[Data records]
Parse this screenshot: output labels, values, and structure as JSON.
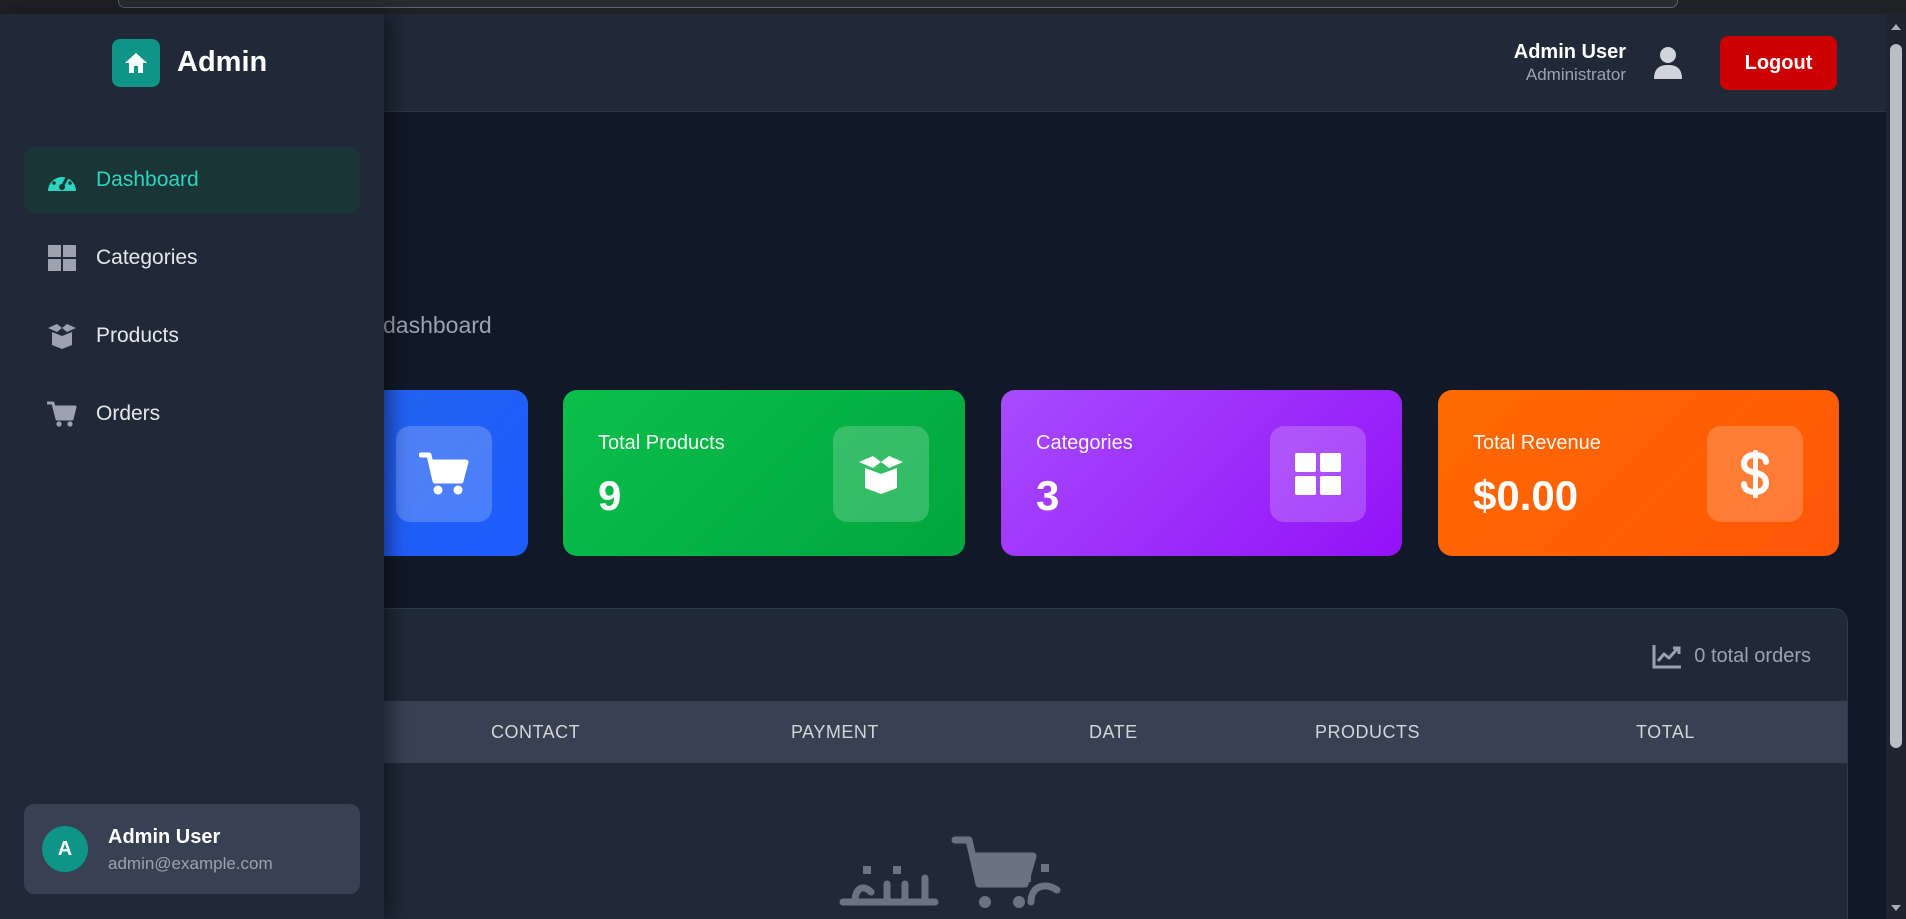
{
  "brand": {
    "name": "Admin",
    "logo_icon": "home-icon",
    "accent": "#0f9488"
  },
  "sidebar": {
    "items": [
      {
        "label": "Dashboard",
        "icon": "dashboard-gauge-icon",
        "active": true
      },
      {
        "label": "Categories",
        "icon": "grid-icon",
        "active": false
      },
      {
        "label": "Products",
        "icon": "box-icon",
        "active": false
      },
      {
        "label": "Orders",
        "icon": "cart-icon",
        "active": false
      }
    ],
    "profile": {
      "avatar_letter": "A",
      "name": "Admin User",
      "email": "admin@example.com"
    }
  },
  "header": {
    "user_name": "Admin User",
    "user_role": "Administrator",
    "user_icon": "user-icon",
    "logout_label": "Logout",
    "logout_color": "#cc0000"
  },
  "page": {
    "subtitle": "dashboard"
  },
  "stats": [
    {
      "label": "",
      "value": "",
      "icon": "cart-icon",
      "color": "#2563eb"
    },
    {
      "label": "Total Products",
      "value": "9",
      "icon": "box-icon",
      "color": "#00b345"
    },
    {
      "label": "Categories",
      "value": "3",
      "icon": "grid-icon",
      "color": "#9c2df9"
    },
    {
      "label": "Total Revenue",
      "value": "$0.00",
      "icon": "dollar-icon",
      "color": "#ff5f05"
    }
  ],
  "orders": {
    "total_text": "0 total orders",
    "meta_icon": "chart-line-icon",
    "columns": [
      "CONTACT",
      "PAYMENT",
      "DATE",
      "PRODUCTS",
      "TOTAL"
    ]
  },
  "watermark": {
    "icon": "cart-icon",
    "color": "#6b7280"
  }
}
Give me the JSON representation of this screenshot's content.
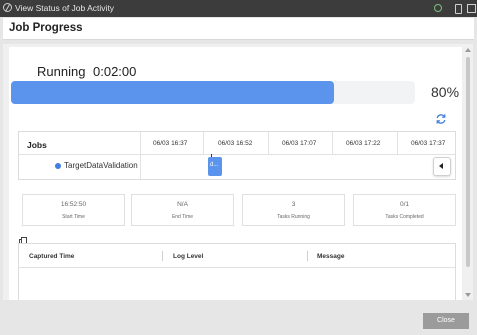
{
  "window": {
    "title": "View Status of Job Activity"
  },
  "header": {
    "title": "Job Progress"
  },
  "status": {
    "state": "Running",
    "elapsed": "0:02:00",
    "progress_percent": 80,
    "percent_label": "80%"
  },
  "jobs": {
    "header_label": "Jobs",
    "timestamps": [
      "06/03 16:37",
      "06/03 16:52",
      "06/03 17:07",
      "06/03 17:22",
      "06/03 17:37"
    ],
    "rows": [
      {
        "name": "TargetDataValidation",
        "bar_label": "d..."
      }
    ]
  },
  "stats": [
    {
      "value": "16:52:50",
      "label": "Start Time"
    },
    {
      "value": "N/A",
      "label": "End Time"
    },
    {
      "value": "3",
      "label": "Tasks Running"
    },
    {
      "value": "0/1",
      "label": "Tasks Completed"
    }
  ],
  "log": {
    "columns": [
      "Captured Time",
      "Log Level",
      "Message"
    ]
  },
  "footer": {
    "close_label": "Close"
  },
  "colors": {
    "accent": "#5b94ec",
    "titlebar": "#3c3c3c",
    "close_button": "#9b9b9b"
  }
}
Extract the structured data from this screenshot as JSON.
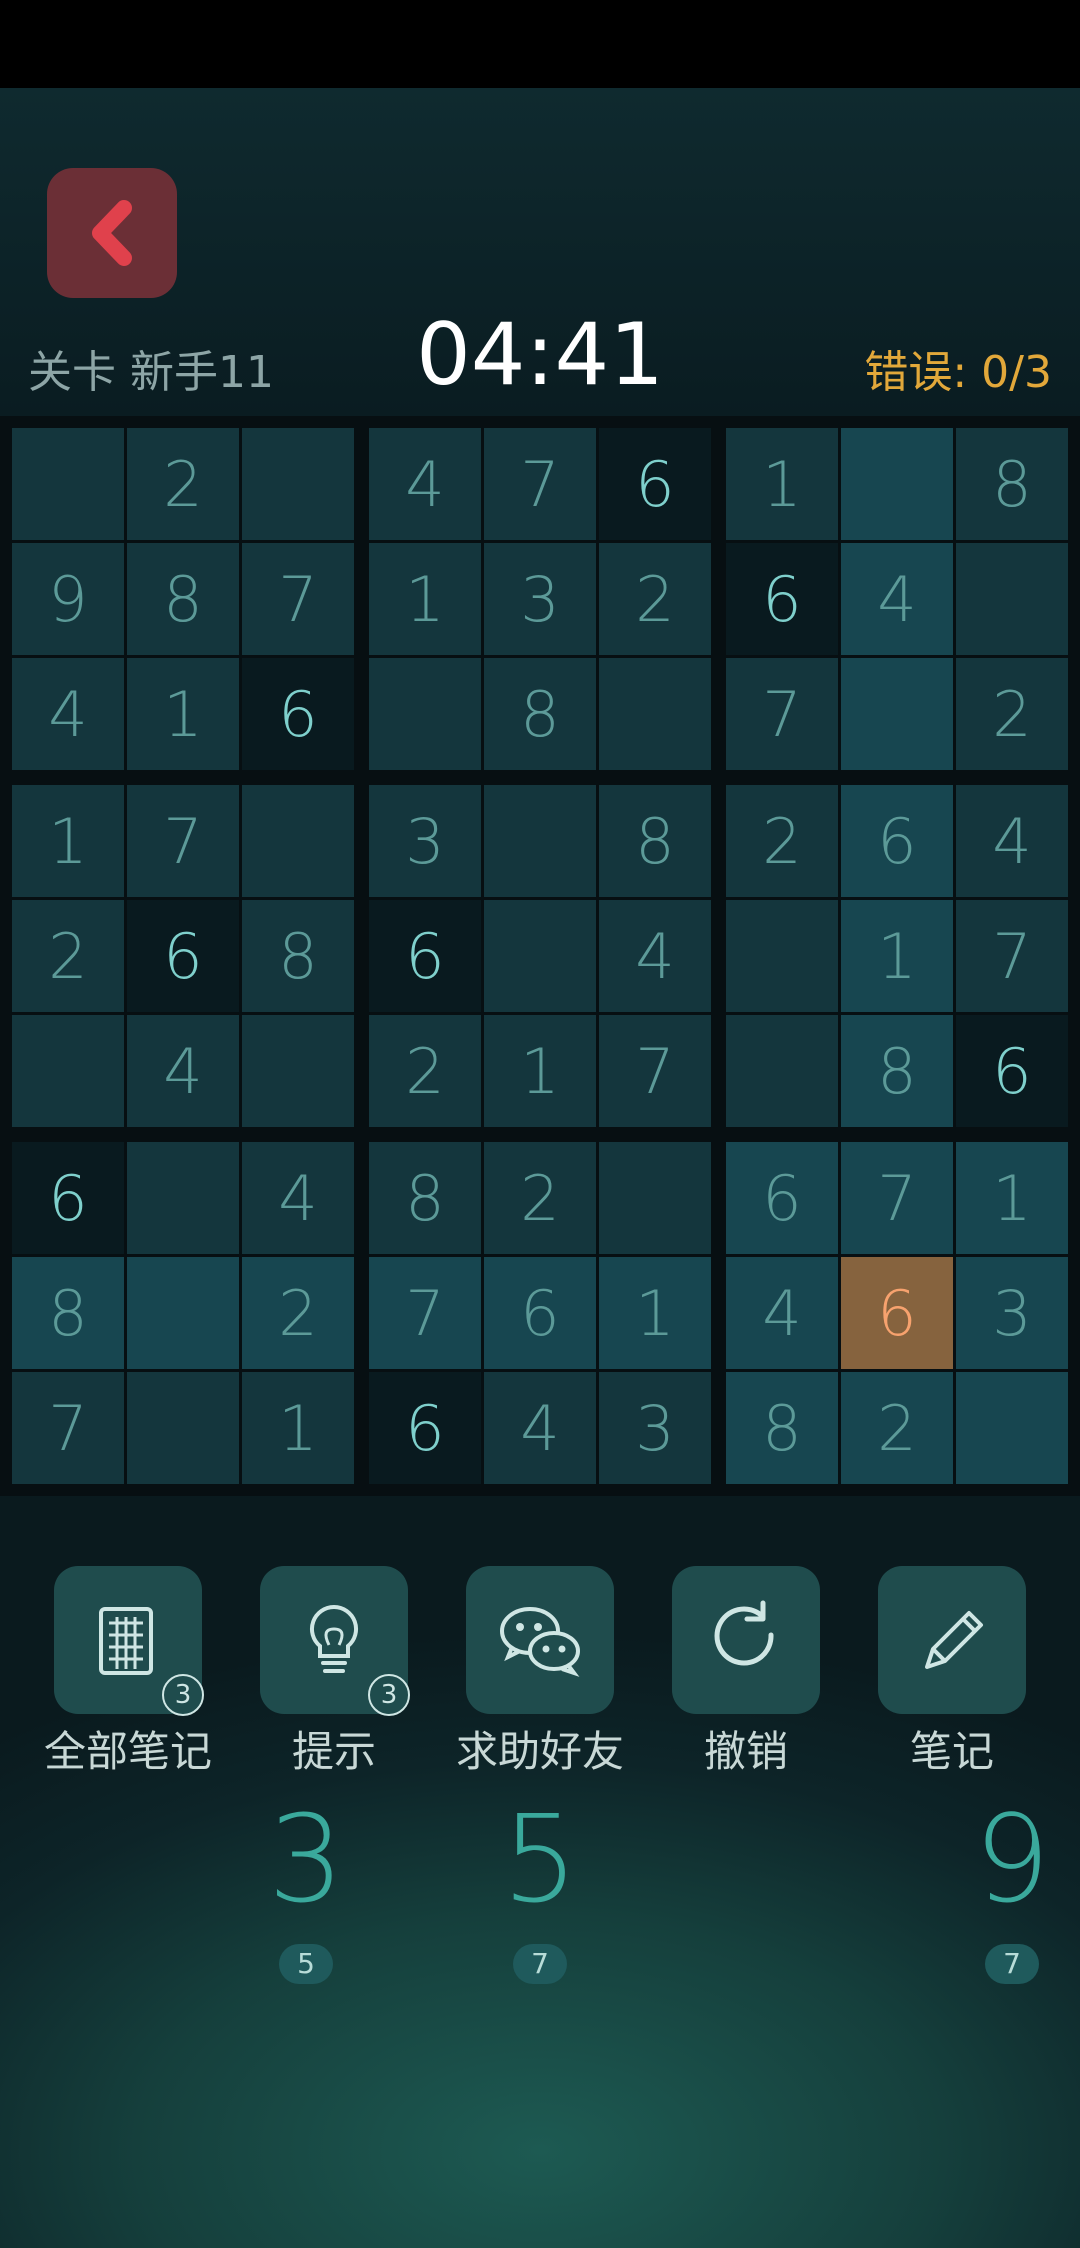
{
  "header": {
    "level_label": "关卡 新手11",
    "timer": "04:41",
    "errors_label": "错误: 0/3"
  },
  "board": {
    "rows": [
      [
        "",
        "2",
        "",
        "4",
        "7",
        "6",
        "1",
        "",
        "8"
      ],
      [
        "9",
        "8",
        "7",
        "1",
        "3",
        "2",
        "6",
        "4",
        ""
      ],
      [
        "4",
        "1",
        "6",
        "",
        "8",
        "",
        "7",
        "",
        "2"
      ],
      [
        "1",
        "7",
        "",
        "3",
        "",
        "8",
        "2",
        "6",
        "4"
      ],
      [
        "2",
        "6",
        "8",
        "6",
        "",
        "4",
        "",
        "1",
        "7"
      ],
      [
        "",
        "4",
        "",
        "2",
        "1",
        "7",
        "",
        "8",
        "6"
      ],
      [
        "6",
        "",
        "4",
        "8",
        "2",
        "",
        "6",
        "7",
        "1"
      ],
      [
        "8",
        "",
        "2",
        "7",
        "6",
        "1",
        "4",
        "6",
        "3"
      ],
      [
        "7",
        "",
        "1",
        "6",
        "4",
        "3",
        "8",
        "2",
        ""
      ]
    ],
    "selected_cell": {
      "row": 7,
      "col": 7,
      "value": "6"
    }
  },
  "tools": [
    {
      "label": "全部笔记",
      "icon": "notes-grid-icon",
      "badge": "3"
    },
    {
      "label": "提示",
      "icon": "lightbulb-icon",
      "badge": "3"
    },
    {
      "label": "求助好友",
      "icon": "wechat-icon",
      "badge": ""
    },
    {
      "label": "撤销",
      "icon": "undo-icon",
      "badge": ""
    },
    {
      "label": "笔记",
      "icon": "pencil-icon",
      "badge": ""
    }
  ],
  "numpad": [
    {
      "digit": "3",
      "remaining": "5"
    },
    {
      "digit": "5",
      "remaining": "7"
    },
    {
      "digit": "9",
      "remaining": "7"
    }
  ],
  "colors": {
    "accent": "#3aa99c",
    "error": "#e2a83a",
    "back_button": "#6b2f36",
    "selected_cell": "#86633e"
  }
}
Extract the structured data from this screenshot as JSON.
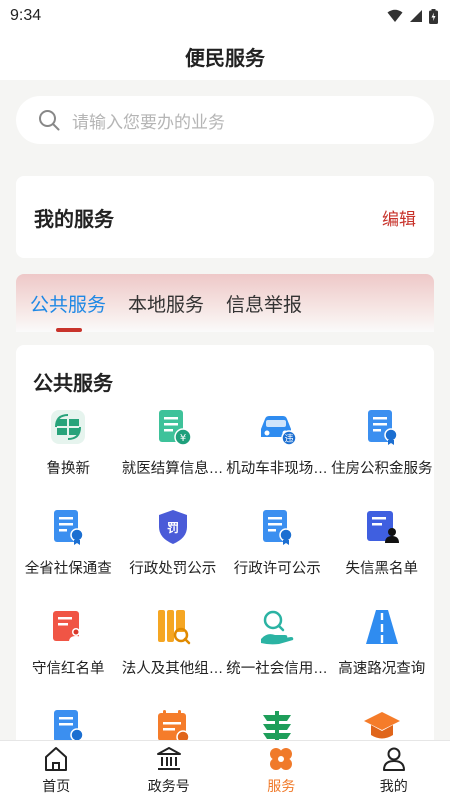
{
  "status_bar": {
    "time": "9:34"
  },
  "header": {
    "title": "便民服务"
  },
  "search": {
    "placeholder": "请输入您要办的业务"
  },
  "my_services": {
    "title": "我的服务",
    "edit_label": "编辑"
  },
  "tabs": [
    {
      "label": "公共服务",
      "active": true
    },
    {
      "label": "本地服务",
      "active": false
    },
    {
      "label": "信息举报",
      "active": false
    }
  ],
  "services": {
    "title": "公共服务",
    "items": [
      {
        "label": "鲁换新",
        "icon": "replace-badge-icon"
      },
      {
        "label": "就医结算信息查询",
        "icon": "medical-bill-icon"
      },
      {
        "label": "机动车非现场违法查询",
        "icon": "car-violation-icon"
      },
      {
        "label": "住房公积金服务",
        "icon": "housing-fund-icon"
      },
      {
        "label": "全省社保通查",
        "icon": "social-security-icon"
      },
      {
        "label": "行政处罚公示",
        "icon": "penalty-shield-icon"
      },
      {
        "label": "行政许可公示",
        "icon": "license-doc-icon"
      },
      {
        "label": "失信黑名单",
        "icon": "blacklist-icon"
      },
      {
        "label": "守信红名单",
        "icon": "redlist-icon"
      },
      {
        "label": "法人及其他组织信息",
        "icon": "legal-person-icon"
      },
      {
        "label": "统一社会信用代码",
        "icon": "credit-search-icon"
      },
      {
        "label": "高速路况查询",
        "icon": "highway-icon"
      },
      {
        "label": "",
        "icon": "doc-badge-icon"
      },
      {
        "label": "",
        "icon": "calendar-icon"
      },
      {
        "label": "",
        "icon": "postal-icon"
      },
      {
        "label": "",
        "icon": "graduation-cap-icon"
      }
    ]
  },
  "bottom_nav": [
    {
      "label": "首页",
      "icon": "home-icon",
      "active": false
    },
    {
      "label": "政务号",
      "icon": "government-building-icon",
      "active": false
    },
    {
      "label": "服务",
      "icon": "services-clover-icon",
      "active": true
    },
    {
      "label": "我的",
      "icon": "user-icon",
      "active": false
    }
  ],
  "colors": {
    "accent_blue": "#1e88e5",
    "accent_red": "#c8332b",
    "accent_orange": "#f07a2a"
  }
}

§ **Task to complete**: Print all entries exactly. The images do not belong in the copy.

§ **Output**:
Parse this screenshot: output labels, values, and structure as JSON.
{
  "brand": {
    "name": "Admin",
    "logo_icon": "home-icon",
    "accent": "#0f9488"
  },
  "sidebar": {
    "items": [
      {
        "label": "Dashboard",
        "icon": "dashboard-gauge-icon",
        "active": true
      },
      {
        "label": "Categories",
        "icon": "grid-icon",
        "active": false
      },
      {
        "label": "Products",
        "icon": "box-icon",
        "active": false
      },
      {
        "label": "Orders",
        "icon": "cart-icon",
        "active": false
      }
    ],
    "profile": {
      "avatar_letter": "A",
      "name": "Admin User",
      "email": "admin@example.com"
    }
  },
  "header": {
    "user_name": "Admin User",
    "user_role": "Administrator",
    "user_icon": "user-icon",
    "logout_label": "Logout",
    "logout_color": "#cc0000"
  },
  "page": {
    "subtitle": "dashboard"
  },
  "stats": [
    {
      "label": "",
      "value": "",
      "icon": "cart-icon",
      "color": "#2563eb"
    },
    {
      "label": "Total Products",
      "value": "9",
      "icon": "box-icon",
      "color": "#00b345"
    },
    {
      "label": "Categories",
      "value": "3",
      "icon": "grid-icon",
      "color": "#9c2df9"
    },
    {
      "label": "Total Revenue",
      "value": "$0.00",
      "icon": "dollar-icon",
      "color": "#ff5f05"
    }
  ],
  "orders": {
    "total_text": "0 total orders",
    "meta_icon": "chart-line-icon",
    "columns": [
      "CONTACT",
      "PAYMENT",
      "DATE",
      "PRODUCTS",
      "TOTAL"
    ]
  },
  "watermark": {
    "icon": "cart-icon",
    "color": "#6b7280"
  }
}
Give me the JSON representation of this screenshot's content.
{
  "window": {
    "title": "View Status of Job Activity"
  },
  "header": {
    "title": "Job Progress"
  },
  "status": {
    "state": "Running",
    "elapsed": "0:02:00",
    "progress_percent": 80,
    "percent_label": "80%"
  },
  "jobs": {
    "header_label": "Jobs",
    "timestamps": [
      "06/03 16:37",
      "06/03 16:52",
      "06/03 17:07",
      "06/03 17:22",
      "06/03 17:37"
    ],
    "rows": [
      {
        "name": "TargetDataValidation",
        "bar_label": "d..."
      }
    ]
  },
  "stats": [
    {
      "value": "16:52:50",
      "label": "Start Time"
    },
    {
      "value": "N/A",
      "label": "End Time"
    },
    {
      "value": "3",
      "label": "Tasks Running"
    },
    {
      "value": "0/1",
      "label": "Tasks Completed"
    }
  ],
  "log": {
    "columns": [
      "Captured Time",
      "Log Level",
      "Message"
    ]
  },
  "footer": {
    "close_label": "Close"
  },
  "colors": {
    "accent": "#5b94ec",
    "titlebar": "#3c3c3c",
    "close_button": "#9b9b9b"
  }
}
Extract the structured data from this screenshot as JSON.
{
  "header": {
    "level_label": "关卡 新手11",
    "timer": "04:41",
    "errors_label": "错误: 0/3"
  },
  "board": {
    "rows": [
      [
        "",
        "2",
        "",
        "4",
        "7",
        "6",
        "1",
        "",
        "8"
      ],
      [
        "9",
        "8",
        "7",
        "1",
        "3",
        "2",
        "6",
        "4",
        ""
      ],
      [
        "4",
        "1",
        "6",
        "",
        "8",
        "",
        "7",
        "",
        "2"
      ],
      [
        "1",
        "7",
        "",
        "3",
        "",
        "8",
        "2",
        "6",
        "4"
      ],
      [
        "2",
        "6",
        "8",
        "6",
        "",
        "4",
        "",
        "1",
        "7"
      ],
      [
        "",
        "4",
        "",
        "2",
        "1",
        "7",
        "",
        "8",
        "6"
      ],
      [
        "6",
        "",
        "4",
        "8",
        "2",
        "",
        "6",
        "7",
        "1"
      ],
      [
        "8",
        "",
        "2",
        "7",
        "6",
        "1",
        "4",
        "6",
        "3"
      ],
      [
        "7",
        "",
        "1",
        "6",
        "4",
        "3",
        "8",
        "2",
        ""
      ]
    ],
    "selected_cell": {
      "row": 7,
      "col": 7,
      "value": "6"
    }
  },
  "tools": [
    {
      "label": "全部笔记",
      "icon": "notes-grid-icon",
      "badge": "3"
    },
    {
      "label": "提示",
      "icon": "lightbulb-icon",
      "badge": "3"
    },
    {
      "label": "求助好友",
      "icon": "wechat-icon",
      "badge": ""
    },
    {
      "label": "撤销",
      "icon": "undo-icon",
      "badge": ""
    },
    {
      "label": "笔记",
      "icon": "pencil-icon",
      "badge": ""
    }
  ],
  "numpad": [
    {
      "digit": "3",
      "remaining": "5"
    },
    {
      "digit": "5",
      "remaining": "7"
    },
    {
      "digit": "9",
      "remaining": "7"
    }
  ],
  "colors": {
    "accent": "#3aa99c",
    "error": "#e2a83a",
    "back_button": "#6b2f36",
    "selected_cell": "#86633e"
  }
}
Extract the structured data from this screenshot as JSON.
{
  "status_bar": {
    "time": "9:34"
  },
  "header": {
    "title": "便民服务"
  },
  "search": {
    "placeholder": "请输入您要办的业务"
  },
  "my_services": {
    "title": "我的服务",
    "edit_label": "编辑"
  },
  "tabs": [
    {
      "label": "公共服务",
      "active": true
    },
    {
      "label": "本地服务",
      "active": false
    },
    {
      "label": "信息举报",
      "active": false
    }
  ],
  "services": {
    "title": "公共服务",
    "items": [
      {
        "label": "鲁换新",
        "icon": "replace-badge-icon"
      },
      {
        "label": "就医结算信息查询",
        "icon": "medical-bill-icon"
      },
      {
        "label": "机动车非现场违法查询",
        "icon": "car-violation-icon"
      },
      {
        "label": "住房公积金服务",
        "icon": "housing-fund-icon"
      },
      {
        "label": "全省社保通查",
        "icon": "social-security-icon"
      },
      {
        "label": "行政处罚公示",
        "icon": "penalty-shield-icon"
      },
      {
        "label": "行政许可公示",
        "icon": "license-doc-icon"
      },
      {
        "label": "失信黑名单",
        "icon": "blacklist-icon"
      },
      {
        "label": "守信红名单",
        "icon": "redlist-icon"
      },
      {
        "label": "法人及其他组织信息",
        "icon": "legal-person-icon"
      },
      {
        "label": "统一社会信用代码",
        "icon": "credit-search-icon"
      },
      {
        "label": "高速路况查询",
        "icon": "highway-icon"
      },
      {
        "label": "",
        "icon": "doc-badge-icon"
      },
      {
        "label": "",
        "icon": "calendar-icon"
      },
      {
        "label": "",
        "icon": "postal-icon"
      },
      {
        "label": "",
        "icon": "graduation-cap-icon"
      }
    ]
  },
  "bottom_nav": [
    {
      "label": "首页",
      "icon": "home-icon",
      "active": false
    },
    {
      "label": "政务号",
      "icon": "government-building-icon",
      "active": false
    },
    {
      "label": "服务",
      "icon": "services-clover-icon",
      "active": true
    },
    {
      "label": "我的",
      "icon": "user-icon",
      "active": false
    }
  ],
  "colors": {
    "accent_blue": "#1e88e5",
    "accent_red": "#c8332b",
    "accent_orange": "#f07a2a"
  }
}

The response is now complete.